### REQUIRED WORK
Restate, word for word, every line of the data.

### ENTRIES
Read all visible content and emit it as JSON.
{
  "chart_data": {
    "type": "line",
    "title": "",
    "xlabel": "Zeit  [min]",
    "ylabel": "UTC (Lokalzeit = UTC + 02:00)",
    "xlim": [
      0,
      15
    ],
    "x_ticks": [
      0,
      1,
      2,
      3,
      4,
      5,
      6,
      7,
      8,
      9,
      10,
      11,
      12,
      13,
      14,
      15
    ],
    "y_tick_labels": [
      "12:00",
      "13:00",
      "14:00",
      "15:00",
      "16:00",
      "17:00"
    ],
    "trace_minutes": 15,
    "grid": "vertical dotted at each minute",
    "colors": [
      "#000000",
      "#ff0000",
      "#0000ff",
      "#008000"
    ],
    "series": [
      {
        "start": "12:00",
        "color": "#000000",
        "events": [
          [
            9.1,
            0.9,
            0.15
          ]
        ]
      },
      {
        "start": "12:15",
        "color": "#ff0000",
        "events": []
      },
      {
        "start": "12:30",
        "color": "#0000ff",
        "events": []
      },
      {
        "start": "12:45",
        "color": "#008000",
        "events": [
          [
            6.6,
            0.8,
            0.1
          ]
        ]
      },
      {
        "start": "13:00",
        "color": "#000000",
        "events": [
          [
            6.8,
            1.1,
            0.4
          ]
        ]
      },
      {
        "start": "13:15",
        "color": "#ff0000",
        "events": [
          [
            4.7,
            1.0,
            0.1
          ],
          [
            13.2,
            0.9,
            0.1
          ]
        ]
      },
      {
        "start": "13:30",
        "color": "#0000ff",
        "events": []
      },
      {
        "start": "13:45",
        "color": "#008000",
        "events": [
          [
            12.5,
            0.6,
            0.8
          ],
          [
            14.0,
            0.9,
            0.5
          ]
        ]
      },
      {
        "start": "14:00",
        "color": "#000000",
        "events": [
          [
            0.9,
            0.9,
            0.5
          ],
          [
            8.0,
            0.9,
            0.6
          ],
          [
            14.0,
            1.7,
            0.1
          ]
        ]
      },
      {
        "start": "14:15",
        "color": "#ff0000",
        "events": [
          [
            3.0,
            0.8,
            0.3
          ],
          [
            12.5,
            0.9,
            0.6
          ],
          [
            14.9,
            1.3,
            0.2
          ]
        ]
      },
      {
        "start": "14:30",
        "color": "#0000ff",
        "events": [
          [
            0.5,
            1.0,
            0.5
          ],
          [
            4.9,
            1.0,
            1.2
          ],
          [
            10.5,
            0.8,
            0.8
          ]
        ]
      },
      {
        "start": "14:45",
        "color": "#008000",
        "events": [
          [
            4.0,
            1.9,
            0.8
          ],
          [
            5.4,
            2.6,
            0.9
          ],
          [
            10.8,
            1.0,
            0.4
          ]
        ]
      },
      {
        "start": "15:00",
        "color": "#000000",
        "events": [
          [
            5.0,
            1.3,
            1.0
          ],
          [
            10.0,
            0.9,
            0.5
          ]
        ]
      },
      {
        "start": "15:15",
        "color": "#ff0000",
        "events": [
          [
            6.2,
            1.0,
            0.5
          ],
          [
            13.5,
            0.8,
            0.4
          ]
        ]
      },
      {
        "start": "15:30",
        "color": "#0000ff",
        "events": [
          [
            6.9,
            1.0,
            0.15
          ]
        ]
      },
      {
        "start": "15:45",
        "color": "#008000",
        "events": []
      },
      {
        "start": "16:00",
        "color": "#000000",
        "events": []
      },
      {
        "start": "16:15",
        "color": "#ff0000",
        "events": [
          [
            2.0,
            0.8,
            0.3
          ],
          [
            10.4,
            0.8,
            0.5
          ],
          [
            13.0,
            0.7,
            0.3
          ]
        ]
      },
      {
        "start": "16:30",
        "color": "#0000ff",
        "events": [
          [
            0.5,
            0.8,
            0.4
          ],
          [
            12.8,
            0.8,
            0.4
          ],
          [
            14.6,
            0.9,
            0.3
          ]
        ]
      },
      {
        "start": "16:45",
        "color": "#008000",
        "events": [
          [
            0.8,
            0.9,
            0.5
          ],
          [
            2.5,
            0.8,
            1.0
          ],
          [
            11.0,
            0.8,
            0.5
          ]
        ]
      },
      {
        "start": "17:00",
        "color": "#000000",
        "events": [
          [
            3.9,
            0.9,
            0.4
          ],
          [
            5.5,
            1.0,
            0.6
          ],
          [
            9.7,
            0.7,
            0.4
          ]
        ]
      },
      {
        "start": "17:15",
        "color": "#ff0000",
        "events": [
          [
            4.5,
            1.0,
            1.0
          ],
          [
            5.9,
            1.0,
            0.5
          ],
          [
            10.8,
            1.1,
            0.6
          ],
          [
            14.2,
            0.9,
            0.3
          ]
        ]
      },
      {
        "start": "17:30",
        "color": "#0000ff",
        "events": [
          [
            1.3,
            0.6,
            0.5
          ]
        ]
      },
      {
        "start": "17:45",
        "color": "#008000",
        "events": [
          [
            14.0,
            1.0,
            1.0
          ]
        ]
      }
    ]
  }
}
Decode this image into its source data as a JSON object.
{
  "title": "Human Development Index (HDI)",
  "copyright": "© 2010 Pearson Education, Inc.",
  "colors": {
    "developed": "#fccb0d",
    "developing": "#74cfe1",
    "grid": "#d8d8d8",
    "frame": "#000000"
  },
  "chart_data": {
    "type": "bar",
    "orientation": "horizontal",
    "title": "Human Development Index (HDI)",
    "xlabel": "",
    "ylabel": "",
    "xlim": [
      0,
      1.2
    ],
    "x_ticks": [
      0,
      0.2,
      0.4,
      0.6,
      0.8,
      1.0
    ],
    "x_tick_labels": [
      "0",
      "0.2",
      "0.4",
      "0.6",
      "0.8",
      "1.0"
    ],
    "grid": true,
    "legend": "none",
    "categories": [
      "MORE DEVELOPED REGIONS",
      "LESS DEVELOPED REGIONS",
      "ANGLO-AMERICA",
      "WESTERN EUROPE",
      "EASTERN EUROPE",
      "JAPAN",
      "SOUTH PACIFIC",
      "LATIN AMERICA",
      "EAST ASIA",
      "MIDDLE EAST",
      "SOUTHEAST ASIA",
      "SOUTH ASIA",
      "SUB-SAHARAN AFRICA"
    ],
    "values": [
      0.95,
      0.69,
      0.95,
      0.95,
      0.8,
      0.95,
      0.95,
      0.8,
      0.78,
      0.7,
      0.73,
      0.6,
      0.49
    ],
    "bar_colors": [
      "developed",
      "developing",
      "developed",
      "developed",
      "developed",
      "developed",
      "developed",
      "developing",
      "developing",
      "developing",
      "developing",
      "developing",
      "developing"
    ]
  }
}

### OUTPUT OF THE TASK
Read all visible content and emit it as JSON.
{
  "chart_data": {
    "type": "line",
    "title": "",
    "xlabel": "Zeit  [min]",
    "ylabel": "UTC (Lokalzeit = UTC + 02:00)",
    "xlim": [
      0,
      15
    ],
    "x_ticks": [
      0,
      1,
      2,
      3,
      4,
      5,
      6,
      7,
      8,
      9,
      10,
      11,
      12,
      13,
      14,
      15
    ],
    "y_tick_labels": [
      "12:00",
      "13:00",
      "14:00",
      "15:00",
      "16:00",
      "17:00"
    ],
    "trace_minutes": 15,
    "grid": "vertical dotted at each minute",
    "colors": [
      "#000000",
      "#ff0000",
      "#0000ff",
      "#008000"
    ],
    "series": [
      {
        "start": "12:00",
        "color": "#000000",
        "events": [
          [
            9.1,
            0.9,
            0.15
          ]
        ]
      },
      {
        "start": "12:15",
        "color": "#ff0000",
        "events": []
      },
      {
        "start": "12:30",
        "color": "#0000ff",
        "events": []
      },
      {
        "start": "12:45",
        "color": "#008000",
        "events": [
          [
            6.6,
            0.8,
            0.1
          ]
        ]
      },
      {
        "start": "13:00",
        "color": "#000000",
        "events": [
          [
            6.8,
            1.1,
            0.4
          ]
        ]
      },
      {
        "start": "13:15",
        "color": "#ff0000",
        "events": [
          [
            4.7,
            1.0,
            0.1
          ],
          [
            13.2,
            0.9,
            0.1
          ]
        ]
      },
      {
        "start": "13:30",
        "color": "#0000ff",
        "events": []
      },
      {
        "start": "13:45",
        "color": "#008000",
        "events": [
          [
            12.5,
            0.6,
            0.8
          ],
          [
            14.0,
            0.9,
            0.5
          ]
        ]
      },
      {
        "start": "14:00",
        "color": "#000000",
        "events": [
          [
            0.9,
            0.9,
            0.5
          ],
          [
            8.0,
            0.9,
            0.6
          ],
          [
            14.0,
            1.7,
            0.1
          ]
        ]
      },
      {
        "start": "14:15",
        "color": "#ff0000",
        "events": [
          [
            3.0,
            0.8,
            0.3
          ],
          [
            12.5,
            0.9,
            0.6
          ],
          [
            14.9,
            1.3,
            0.2
          ]
        ]
      },
      {
        "start": "14:30",
        "color": "#0000ff",
        "events": [
          [
            0.5,
            1.0,
            0.5
          ],
          [
            4.9,
            1.0,
            1.2
          ],
          [
            10.5,
            0.8,
            0.8
          ]
        ]
      },
      {
        "start": "14:45",
        "color": "#008000",
        "events": [
          [
            4.0,
            1.9,
            0.8
          ],
          [
            5.4,
            2.6,
            0.9
          ],
          [
            10.8,
            1.0,
            0.4
          ]
        ]
      },
      {
        "start": "15:00",
        "color": "#000000",
        "events": [
          [
            5.0,
            1.3,
            1.0
          ],
          [
            10.0,
            0.9,
            0.5
          ]
        ]
      },
      {
        "start": "15:15",
        "color": "#ff0000",
        "events": [
          [
            6.2,
            1.0,
            0.5
          ],
          [
            13.5,
            0.8,
            0.4
          ]
        ]
      },
      {
        "start": "15:30",
        "color": "#0000ff",
        "events": [
          [
            6.9,
            1.0,
            0.15
          ]
        ]
      },
      {
        "start": "15:45",
        "color": "#008000",
        "events": []
      },
      {
        "start": "16:00",
        "color": "#000000",
        "events": []
      },
      {
        "start": "16:15",
        "color": "#ff0000",
        "events": [
          [
            2.0,
            0.8,
            0.3
          ],
          [
            10.4,
            0.8,
            0.5
          ],
          [
            13.0,
            0.7,
            0.3
          ]
        ]
      },
      {
        "start": "16:30",
        "color": "#0000ff",
        "events": [
          [
            0.5,
            0.8,
            0.4
          ],
          [
            12.8,
            0.8,
            0.4
          ],
          [
            14.6,
            0.9,
            0.3
          ]
        ]
      },
      {
        "start": "16:45",
        "color": "#008000",
        "events": [
          [
            0.8,
            0.9,
            0.5
          ],
          [
            2.5,
            0.8,
            1.0
          ],
          [
            11.0,
            0.8,
            0.5
          ]
        ]
      },
      {
        "start": "17:00",
        "color": "#000000",
        "events": [
          [
            3.9,
            0.9,
            0.4
          ],
          [
            5.5,
            1.0,
            0.6
          ],
          [
            9.7,
            0.7,
            0.4
          ]
        ]
      },
      {
        "start": "17:15",
        "color": "#ff0000",
        "events": [
          [
            4.5,
            1.0,
            1.0
          ],
          [
            5.9,
            1.0,
            0.5
          ],
          [
            10.8,
            1.1,
            0.6
          ],
          [
            14.2,
            0.9,
            0.3
          ]
        ]
      },
      {
        "start": "17:30",
        "color": "#0000ff",
        "events": [
          [
            1.3,
            0.6,
            0.5
          ]
        ]
      },
      {
        "start": "17:45",
        "color": "#008000",
        "events": [
          [
            14.0,
            1.0,
            1.0
          ]
        ]
      }
    ]
  }
}
Decode this image into its source data as a JSON object.
{
  "title": "Human Development Index (HDI)",
  "copyright": "© 2010 Pearson Education, Inc.",
  "colors": {
    "developed": "#fccb0d",
    "developing": "#74cfe1",
    "grid": "#d8d8d8",
    "frame": "#000000"
  },
  "chart_data": {
    "type": "bar",
    "orientation": "horizontal",
    "title": "Human Development Index (HDI)",
    "xlabel": "",
    "ylabel": "",
    "xlim": [
      0,
      1.2
    ],
    "x_ticks": [
      0,
      0.2,
      0.4,
      0.6,
      0.8,
      1.0
    ],
    "x_tick_labels": [
      "0",
      "0.2",
      "0.4",
      "0.6",
      "0.8",
      "1.0"
    ],
    "grid": true,
    "legend": "none",
    "categories": [
      "MORE DEVELOPED REGIONS",
      "LESS DEVELOPED REGIONS",
      "ANGLO-AMERICA",
      "WESTERN EUROPE",
      "EASTERN EUROPE",
      "JAPAN",
      "SOUTH PACIFIC",
      "LATIN AMERICA",
      "EAST ASIA",
      "MIDDLE EAST",
      "SOUTHEAST ASIA",
      "SOUTH ASIA",
      "SUB-SAHARAN AFRICA"
    ],
    "values": [
      0.95,
      0.69,
      0.95,
      0.95,
      0.8,
      0.95,
      0.95,
      0.8,
      0.78,
      0.7,
      0.73,
      0.6,
      0.49
    ],
    "bar_colors": [
      "developed",
      "developing",
      "developed",
      "developed",
      "developed",
      "developed",
      "developed",
      "developing",
      "developing",
      "developing",
      "developing",
      "developing",
      "developing"
    ]
  }
}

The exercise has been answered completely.